**Teks yang Disediakan**:

====================

Kamis, 15 Februari 2018

Resensi: Resapi Indahnya Hidup dengan Jalani, Nikmati, dan Syukuri Apa pun Kondisinya

Judul Buku: Jalani, Nikmati, Syukuri
Penulis: Dwi Suwiknyo
Penerbit: Noktah (DIVA Press Group)
Cetakan: I,  Januari 2018
Tebal Buku: 260 halaman
ISBN: 978-602-50754-5-2

Reaksi saya saat membaca buku ini adalah seketika merenung, kemudian tumbuh banyak pertanyaan  kepada diri sendiri, seperti: Apa sebenarnya tujuan hidupmu? Bagaimana caramu meraih tujuanmu itu? Apa kamu menikmati prosesnya? Sudahkah kamu menikmati hasilnya? dan banyak lagi pertanyaan-pertanyaan yang berjejalan dalam pikiran. Dari sekian tanya yang ada, rupanya telah dijawab secara ringkas dan padat sejak awal membaca judul buku ini: Jalani, Nikmati, Syukuri.

Apa pun tujuannya, sesulit apa pun prosesnya, apa pun hasil yang didapat, ya dijalani, dinikmati, dan disyukuri. Terdengar simpel, ya? Tetapi memang itu yang ditawarkan penulis lewat karyanya ini. Penulis, dengan gaya penuturannya yang khas, sederhana tapi pas kena di hati membantu pembaca untuk mengurai keruwetan atau benang kusut yang memenuhi isi kepala yang menjadikannya tegang, kaku, menjadi lebih rileks. Membimbing kita untuk mencoba menyederhanakan masalah yang kadang kita sendiri-lah yang menjadikannya lebih besar dan lebih rumit. Seperti kondisi saat ini, sederet kegalauan yang hadir akibat bermasalah pada pekerjaan, keluarga, atau lingkungan, yang sumbernya jelas dari hati dan pikiran. Bila hati dan pikiran bisa diupayakan tetap tenang, jernih, maka perlahan masalah bisa diselesaikan satu demi satu dan galau pun seumpama badai, ia pasti berlalu.

====================

**Entri yang Diberikan**:
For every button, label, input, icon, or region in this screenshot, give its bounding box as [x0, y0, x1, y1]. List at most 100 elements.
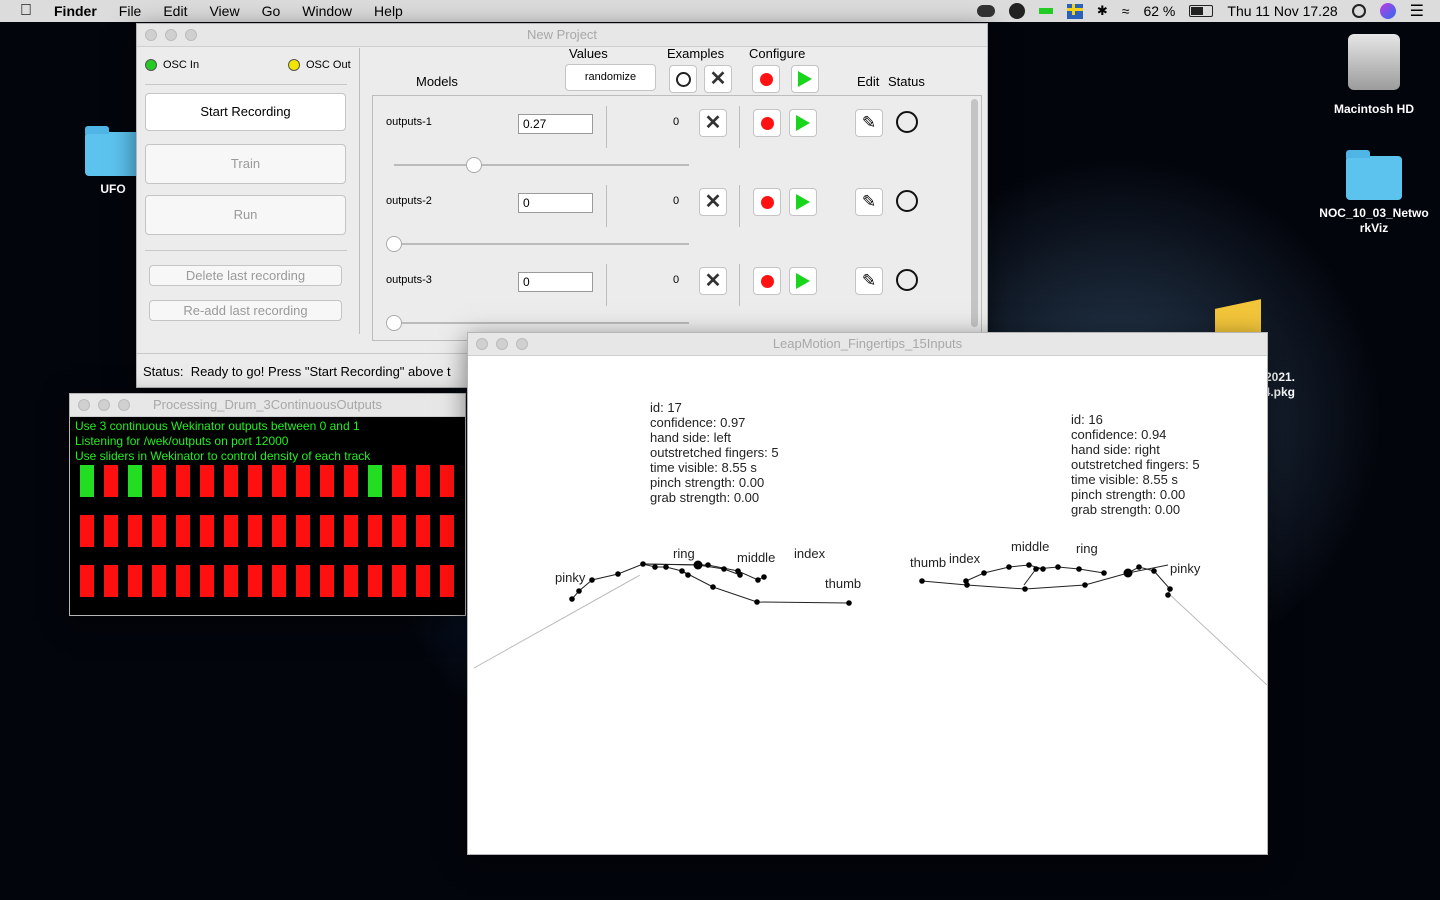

====================

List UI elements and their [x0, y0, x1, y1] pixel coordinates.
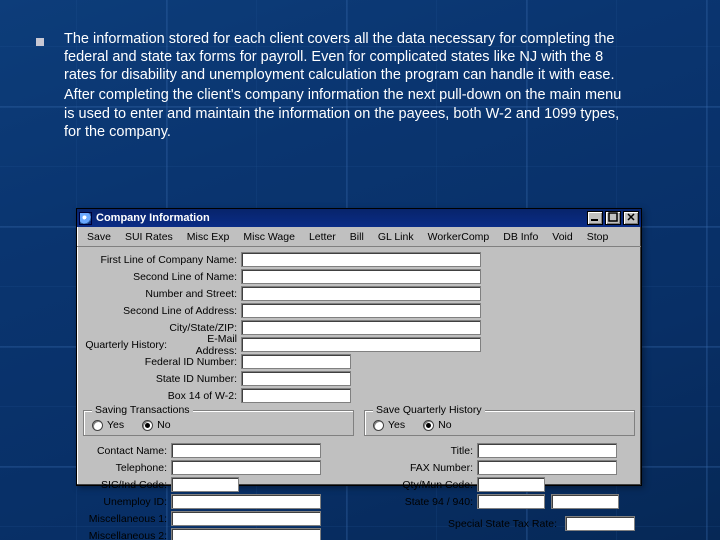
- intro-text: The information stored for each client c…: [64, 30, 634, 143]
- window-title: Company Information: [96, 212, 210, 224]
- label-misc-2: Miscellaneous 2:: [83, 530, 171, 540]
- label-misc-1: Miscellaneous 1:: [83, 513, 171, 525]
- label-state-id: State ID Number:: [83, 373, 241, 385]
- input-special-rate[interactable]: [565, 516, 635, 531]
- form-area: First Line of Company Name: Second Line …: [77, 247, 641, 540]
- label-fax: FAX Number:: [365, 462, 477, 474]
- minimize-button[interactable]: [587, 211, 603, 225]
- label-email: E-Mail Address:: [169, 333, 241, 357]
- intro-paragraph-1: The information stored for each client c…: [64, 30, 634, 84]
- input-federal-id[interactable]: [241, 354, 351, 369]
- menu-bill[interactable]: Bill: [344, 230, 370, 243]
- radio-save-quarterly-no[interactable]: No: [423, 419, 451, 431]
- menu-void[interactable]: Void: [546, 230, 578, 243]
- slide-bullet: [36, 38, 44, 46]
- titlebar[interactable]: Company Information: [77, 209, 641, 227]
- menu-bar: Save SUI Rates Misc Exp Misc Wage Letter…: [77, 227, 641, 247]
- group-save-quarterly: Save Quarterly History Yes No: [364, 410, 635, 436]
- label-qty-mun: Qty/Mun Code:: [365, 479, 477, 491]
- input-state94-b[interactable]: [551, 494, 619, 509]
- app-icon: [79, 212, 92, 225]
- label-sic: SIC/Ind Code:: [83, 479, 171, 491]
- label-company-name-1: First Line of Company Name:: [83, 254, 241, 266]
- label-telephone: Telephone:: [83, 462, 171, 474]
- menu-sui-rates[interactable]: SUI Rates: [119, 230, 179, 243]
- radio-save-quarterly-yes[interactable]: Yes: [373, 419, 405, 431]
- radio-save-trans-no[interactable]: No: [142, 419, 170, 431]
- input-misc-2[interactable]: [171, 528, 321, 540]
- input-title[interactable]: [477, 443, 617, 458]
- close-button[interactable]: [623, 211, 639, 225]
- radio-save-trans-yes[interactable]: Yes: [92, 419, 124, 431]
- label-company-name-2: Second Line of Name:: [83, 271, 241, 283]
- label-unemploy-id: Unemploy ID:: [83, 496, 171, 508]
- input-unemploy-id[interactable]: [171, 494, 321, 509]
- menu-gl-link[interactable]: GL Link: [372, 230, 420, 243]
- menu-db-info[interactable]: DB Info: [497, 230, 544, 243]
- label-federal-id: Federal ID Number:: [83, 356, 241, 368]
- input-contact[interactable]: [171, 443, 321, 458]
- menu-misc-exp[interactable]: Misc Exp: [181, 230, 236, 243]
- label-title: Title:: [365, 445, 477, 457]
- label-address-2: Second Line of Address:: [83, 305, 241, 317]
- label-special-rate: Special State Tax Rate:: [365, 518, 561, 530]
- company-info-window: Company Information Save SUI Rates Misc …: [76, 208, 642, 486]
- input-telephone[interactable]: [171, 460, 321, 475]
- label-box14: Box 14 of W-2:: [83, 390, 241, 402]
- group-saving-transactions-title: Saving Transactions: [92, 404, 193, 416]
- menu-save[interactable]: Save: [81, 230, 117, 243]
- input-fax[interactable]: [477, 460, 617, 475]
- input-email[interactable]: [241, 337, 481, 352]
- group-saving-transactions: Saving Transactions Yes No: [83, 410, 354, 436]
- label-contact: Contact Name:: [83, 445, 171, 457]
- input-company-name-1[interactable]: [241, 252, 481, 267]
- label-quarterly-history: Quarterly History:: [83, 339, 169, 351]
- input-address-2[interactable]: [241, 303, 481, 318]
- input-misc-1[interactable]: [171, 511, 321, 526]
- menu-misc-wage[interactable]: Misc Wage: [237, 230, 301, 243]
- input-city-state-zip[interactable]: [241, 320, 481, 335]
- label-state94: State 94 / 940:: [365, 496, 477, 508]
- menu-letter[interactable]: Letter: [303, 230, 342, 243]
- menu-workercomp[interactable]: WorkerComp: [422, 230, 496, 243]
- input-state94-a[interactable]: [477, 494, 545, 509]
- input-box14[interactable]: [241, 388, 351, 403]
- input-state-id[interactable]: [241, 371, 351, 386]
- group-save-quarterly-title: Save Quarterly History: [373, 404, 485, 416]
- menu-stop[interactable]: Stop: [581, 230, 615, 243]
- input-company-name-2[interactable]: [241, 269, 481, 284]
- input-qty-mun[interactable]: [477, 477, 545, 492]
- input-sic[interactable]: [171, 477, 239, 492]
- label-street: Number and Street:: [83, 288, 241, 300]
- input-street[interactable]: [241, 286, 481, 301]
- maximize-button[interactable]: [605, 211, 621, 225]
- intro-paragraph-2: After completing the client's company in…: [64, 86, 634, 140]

====================

**Tugas yang Dikerjakan**:
[A] Berapa halaman tebal buku yang diulas dalam resensi tersebut?
[B] Ubahlah entri dari baris yang memuat "List UI elements" sampai baris yang memuat "419, 451, 431]", termasuk kedua baris tersebut, menjadi CSV dua kolom bernama perintah dan jawaban dengan satu baris untuk setiap entri. Tempatkan teks dan jawabannya masing-masing dalam satu bidang bertanda kutip, ganti setiap pemisah baris dengan spasi, dan jangan sertakan gambar.
Teks dan entri tersebut berasal dari sumber yang berbeda.

**Hasil per Tugas**:
[A] 260 halaman.

[B]
perintah,jawaban
"List UI elements and their [x0, y0, x1, y1] pixel coordinates.","- intro-text: The information stored for each client c…: [64, 30, 634, 143] - window-title: Company Information: [96, 212, 210, 224] - label-misc-2: Miscellaneous 2:: [83, 530, 171, 540] - label-misc-1: Miscellaneous 1:: [83, 513, 171, 525] - label-state-id: State ID Number:: [83, 373, 241, 385] - input-special-rate[interactable]: [565, 516, 635, 531] - form-area: First Line of Company Name: Second Line …: [77, 247, 641, 540] - label-fax: FAX Number:: [365, 462, 477, 474] - minimize-button[interactable]: [587, 211, 603, 225] - label-email: E-Mail Address:: [169, 333, 241, 357] - intro-paragraph-1: The information stored for each client c…: [64, 30, 634, 84] - input-federal-id[interactable]: [241, 354, 351, 369] - menu-bill[interactable]: Bill: [344, 230, 370, 243] - radio-save-quarterly-no[interactable]: No: [423, 419, 451, 431]"